--- START OF Data extract ---

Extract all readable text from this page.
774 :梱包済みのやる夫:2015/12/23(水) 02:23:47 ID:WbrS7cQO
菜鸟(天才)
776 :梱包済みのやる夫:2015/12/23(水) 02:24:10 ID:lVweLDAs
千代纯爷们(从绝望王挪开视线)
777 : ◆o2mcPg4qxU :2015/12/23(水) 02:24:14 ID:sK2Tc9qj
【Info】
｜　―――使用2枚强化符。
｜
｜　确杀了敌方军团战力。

--- END OF Data extract ---

> [What this task involves]
Repeat the material above exactly.

> [Response to the task]
Extract all readable text from this page.
774 :梱包済みのやる夫:2015/12/23(水) 02:23:47 ID:WbrS7cQO
菜鸟(天才)
776 :梱包済みのやる夫:2015/12/23(水) 02:24:10 ID:lVweLDAs
千代纯爷们(从绝望王挪开视线)
777 : ◆o2mcPg4qxU :2015/12/23(水) 02:24:14 ID:sK2Tc9qj
【Info】
｜　―――使用2枚强化符。
｜
｜　确杀了敌方军团战力。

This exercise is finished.